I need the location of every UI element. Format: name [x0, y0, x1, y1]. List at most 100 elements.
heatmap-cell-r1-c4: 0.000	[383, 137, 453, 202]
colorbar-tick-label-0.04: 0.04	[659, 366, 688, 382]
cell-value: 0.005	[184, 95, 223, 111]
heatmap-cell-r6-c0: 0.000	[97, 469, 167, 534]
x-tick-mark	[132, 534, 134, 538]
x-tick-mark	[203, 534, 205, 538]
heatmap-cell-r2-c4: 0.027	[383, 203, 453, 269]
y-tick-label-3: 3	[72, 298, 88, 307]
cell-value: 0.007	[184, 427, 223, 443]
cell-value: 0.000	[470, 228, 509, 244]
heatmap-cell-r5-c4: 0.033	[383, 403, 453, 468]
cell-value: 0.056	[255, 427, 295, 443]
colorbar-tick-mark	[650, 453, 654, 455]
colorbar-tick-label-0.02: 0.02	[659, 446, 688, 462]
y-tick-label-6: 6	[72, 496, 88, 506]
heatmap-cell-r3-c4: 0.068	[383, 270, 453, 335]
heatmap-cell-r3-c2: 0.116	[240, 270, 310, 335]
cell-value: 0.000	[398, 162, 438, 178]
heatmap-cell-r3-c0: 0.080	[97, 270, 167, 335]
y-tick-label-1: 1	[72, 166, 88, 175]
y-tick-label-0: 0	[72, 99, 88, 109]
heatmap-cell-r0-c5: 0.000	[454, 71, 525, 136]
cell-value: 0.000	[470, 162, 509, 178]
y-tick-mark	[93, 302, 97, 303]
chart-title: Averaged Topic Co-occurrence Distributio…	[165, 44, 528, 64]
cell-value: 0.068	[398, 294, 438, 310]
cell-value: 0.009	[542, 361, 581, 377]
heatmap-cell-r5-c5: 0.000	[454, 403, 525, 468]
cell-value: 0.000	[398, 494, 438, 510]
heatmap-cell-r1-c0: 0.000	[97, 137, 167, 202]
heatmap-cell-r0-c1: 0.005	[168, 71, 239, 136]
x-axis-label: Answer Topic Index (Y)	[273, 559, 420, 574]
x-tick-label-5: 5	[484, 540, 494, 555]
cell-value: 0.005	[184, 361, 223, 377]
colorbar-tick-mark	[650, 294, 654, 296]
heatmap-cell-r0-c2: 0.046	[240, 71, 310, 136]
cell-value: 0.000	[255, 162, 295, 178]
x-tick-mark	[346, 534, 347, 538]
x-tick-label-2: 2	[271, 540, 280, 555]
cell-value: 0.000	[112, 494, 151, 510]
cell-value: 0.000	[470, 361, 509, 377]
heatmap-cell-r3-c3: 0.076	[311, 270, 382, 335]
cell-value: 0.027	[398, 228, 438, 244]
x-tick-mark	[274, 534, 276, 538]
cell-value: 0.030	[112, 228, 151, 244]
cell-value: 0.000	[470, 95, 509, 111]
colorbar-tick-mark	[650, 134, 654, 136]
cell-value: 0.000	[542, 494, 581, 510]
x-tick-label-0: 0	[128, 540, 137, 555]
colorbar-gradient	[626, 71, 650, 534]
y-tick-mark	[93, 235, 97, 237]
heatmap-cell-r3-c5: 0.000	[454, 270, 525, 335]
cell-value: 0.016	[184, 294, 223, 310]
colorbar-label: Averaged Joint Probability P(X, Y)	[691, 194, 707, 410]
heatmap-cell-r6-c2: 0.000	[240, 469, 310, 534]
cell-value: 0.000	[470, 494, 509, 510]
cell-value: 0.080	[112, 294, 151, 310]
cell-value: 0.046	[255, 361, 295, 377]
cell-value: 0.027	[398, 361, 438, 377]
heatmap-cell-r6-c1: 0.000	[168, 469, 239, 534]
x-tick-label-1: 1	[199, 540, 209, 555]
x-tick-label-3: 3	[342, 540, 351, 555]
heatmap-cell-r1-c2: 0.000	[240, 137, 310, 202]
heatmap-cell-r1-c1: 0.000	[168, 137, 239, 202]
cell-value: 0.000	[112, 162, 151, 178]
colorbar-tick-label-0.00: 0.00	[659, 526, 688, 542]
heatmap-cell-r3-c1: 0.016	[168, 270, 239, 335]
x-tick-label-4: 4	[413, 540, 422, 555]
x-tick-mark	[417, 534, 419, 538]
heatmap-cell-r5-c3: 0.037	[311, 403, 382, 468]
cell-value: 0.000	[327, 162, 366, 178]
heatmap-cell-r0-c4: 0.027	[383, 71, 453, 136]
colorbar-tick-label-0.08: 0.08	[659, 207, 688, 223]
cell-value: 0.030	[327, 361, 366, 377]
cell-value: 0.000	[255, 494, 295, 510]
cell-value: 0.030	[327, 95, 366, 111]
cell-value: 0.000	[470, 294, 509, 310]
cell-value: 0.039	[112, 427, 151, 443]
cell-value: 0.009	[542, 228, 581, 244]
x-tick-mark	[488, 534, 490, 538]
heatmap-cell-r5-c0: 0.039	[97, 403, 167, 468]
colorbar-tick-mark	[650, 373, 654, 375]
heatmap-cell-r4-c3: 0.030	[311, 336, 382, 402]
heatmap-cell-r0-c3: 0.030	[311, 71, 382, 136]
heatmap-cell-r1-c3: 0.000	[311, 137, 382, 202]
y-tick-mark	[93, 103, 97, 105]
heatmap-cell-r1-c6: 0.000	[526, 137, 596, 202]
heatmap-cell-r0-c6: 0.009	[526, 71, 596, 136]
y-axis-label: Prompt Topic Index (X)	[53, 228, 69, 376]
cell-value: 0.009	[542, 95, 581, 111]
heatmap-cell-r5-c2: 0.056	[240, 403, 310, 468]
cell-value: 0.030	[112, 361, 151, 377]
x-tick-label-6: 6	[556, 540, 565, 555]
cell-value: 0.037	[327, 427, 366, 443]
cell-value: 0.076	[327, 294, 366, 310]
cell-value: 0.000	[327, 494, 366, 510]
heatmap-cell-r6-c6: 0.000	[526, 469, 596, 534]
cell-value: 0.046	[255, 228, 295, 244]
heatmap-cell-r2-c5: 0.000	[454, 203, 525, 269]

- **Goal of the exercise**
Copy out every row above, character for character, with nothing added, left out, or reordered.

- **Solution**
I need the location of every UI element. Format: name [x0, y0, x1, y1]. List at most 100 elements.
heatmap-cell-r1-c4: 0.000	[383, 137, 453, 202]
colorbar-tick-label-0.04: 0.04	[659, 366, 688, 382]
cell-value: 0.005	[184, 95, 223, 111]
heatmap-cell-r6-c0: 0.000	[97, 469, 167, 534]
x-tick-mark	[132, 534, 134, 538]
x-tick-mark	[203, 534, 205, 538]
heatmap-cell-r2-c4: 0.027	[383, 203, 453, 269]
y-tick-label-3: 3	[72, 298, 88, 307]
cell-value: 0.007	[184, 427, 223, 443]
cell-value: 0.000	[470, 228, 509, 244]
heatmap-cell-r5-c4: 0.033	[383, 403, 453, 468]
cell-value: 0.056	[255, 427, 295, 443]
colorbar-tick-mark	[650, 453, 654, 455]
colorbar-tick-label-0.02: 0.02	[659, 446, 688, 462]
y-tick-label-6: 6	[72, 496, 88, 506]
heatmap-cell-r3-c4: 0.068	[383, 270, 453, 335]
heatmap-cell-r3-c2: 0.116	[240, 270, 310, 335]
cell-value: 0.000	[398, 162, 438, 178]
heatmap-cell-r3-c0: 0.080	[97, 270, 167, 335]
y-tick-label-1: 1	[72, 166, 88, 175]
y-tick-label-0: 0	[72, 99, 88, 109]
heatmap-cell-r0-c5: 0.000	[454, 71, 525, 136]
cell-value: 0.000	[470, 162, 509, 178]
y-tick-mark	[93, 302, 97, 303]
chart-title: Averaged Topic Co-occurrence Distributio…	[165, 44, 528, 64]
cell-value: 0.068	[398, 294, 438, 310]
cell-value: 0.009	[542, 361, 581, 377]
heatmap-cell-r5-c5: 0.000	[454, 403, 525, 468]
cell-value: 0.000	[398, 494, 438, 510]
heatmap-cell-r1-c0: 0.000	[97, 137, 167, 202]
heatmap-cell-r0-c1: 0.005	[168, 71, 239, 136]
x-axis-label: Answer Topic Index (Y)	[273, 559, 420, 574]
x-tick-label-5: 5	[484, 540, 494, 555]
cell-value: 0.005	[184, 361, 223, 377]
colorbar-tick-mark	[650, 294, 654, 296]
heatmap-cell-r0-c2: 0.046	[240, 71, 310, 136]
cell-value: 0.000	[255, 162, 295, 178]
x-tick-mark	[346, 534, 347, 538]
x-tick-label-2: 2	[271, 540, 280, 555]
cell-value: 0.000	[112, 494, 151, 510]
cell-value: 0.000	[470, 361, 509, 377]
heatmap-cell-r3-c3: 0.076	[311, 270, 382, 335]
cell-value: 0.027	[398, 228, 438, 244]
x-tick-mark	[274, 534, 276, 538]
cell-value: 0.030	[112, 228, 151, 244]
cell-value: 0.000	[470, 95, 509, 111]
colorbar-tick-mark	[650, 134, 654, 136]
cell-value: 0.000	[542, 494, 581, 510]
x-tick-label-0: 0	[128, 540, 137, 555]
colorbar-gradient	[626, 71, 650, 534]
y-tick-mark	[93, 235, 97, 237]
heatmap-cell-r3-c5: 0.000	[454, 270, 525, 335]
cell-value: 0.016	[184, 294, 223, 310]
colorbar-label: Averaged Joint Probability P(X, Y)	[691, 194, 707, 410]
heatmap-cell-r6-c2: 0.000	[240, 469, 310, 534]
cell-value: 0.000	[470, 494, 509, 510]
cell-value: 0.080	[112, 294, 151, 310]
cell-value: 0.046	[255, 361, 295, 377]
cell-value: 0.027	[398, 361, 438, 377]
heatmap-cell-r6-c1: 0.000	[168, 469, 239, 534]
x-tick-label-1: 1	[199, 540, 209, 555]
x-tick-label-3: 3	[342, 540, 351, 555]
heatmap-cell-r1-c2: 0.000	[240, 137, 310, 202]
heatmap-cell-r1-c1: 0.000	[168, 137, 239, 202]
cell-value: 0.000	[112, 162, 151, 178]
colorbar-tick-label-0.00: 0.00	[659, 526, 688, 542]
heatmap-cell-r3-c1: 0.016	[168, 270, 239, 335]
x-tick-label-4: 4	[413, 540, 422, 555]
x-tick-mark	[417, 534, 419, 538]
heatmap-cell-r5-c3: 0.037	[311, 403, 382, 468]
cell-value: 0.000	[327, 162, 366, 178]
heatmap-cell-r0-c4: 0.027	[383, 71, 453, 136]
colorbar-tick-label-0.08: 0.08	[659, 207, 688, 223]
cell-value: 0.030	[327, 361, 366, 377]
cell-value: 0.000	[255, 494, 295, 510]
cell-value: 0.030	[327, 95, 366, 111]
cell-value: 0.000	[470, 294, 509, 310]
cell-value: 0.039	[112, 427, 151, 443]
cell-value: 0.009	[542, 228, 581, 244]
x-tick-mark	[488, 534, 490, 538]
heatmap-cell-r5-c0: 0.039	[97, 403, 167, 468]
colorbar-tick-mark	[650, 373, 654, 375]
heatmap-cell-r4-c3: 0.030	[311, 336, 382, 402]
heatmap-cell-r0-c3: 0.030	[311, 71, 382, 136]
heatmap-cell-r1-c3: 0.000	[311, 137, 382, 202]
y-tick-mark	[93, 103, 97, 105]
heatmap-cell-r1-c6: 0.000	[526, 137, 596, 202]
heatmap-cell-r0-c6: 0.009	[526, 71, 596, 136]
y-axis-label: Prompt Topic Index (X)	[53, 228, 69, 376]
cell-value: 0.009	[542, 95, 581, 111]
heatmap-cell-r5-c2: 0.056	[240, 403, 310, 468]
cell-value: 0.030	[112, 361, 151, 377]
x-tick-label-6: 6	[556, 540, 565, 555]
cell-value: 0.037	[327, 427, 366, 443]
cell-value: 0.076	[327, 294, 366, 310]
cell-value: 0.000	[327, 494, 366, 510]
heatmap-cell-r6-c6: 0.000	[526, 469, 596, 534]
cell-value: 0.046	[255, 228, 295, 244]
heatmap-cell-r2-c5: 0.000	[454, 203, 525, 269]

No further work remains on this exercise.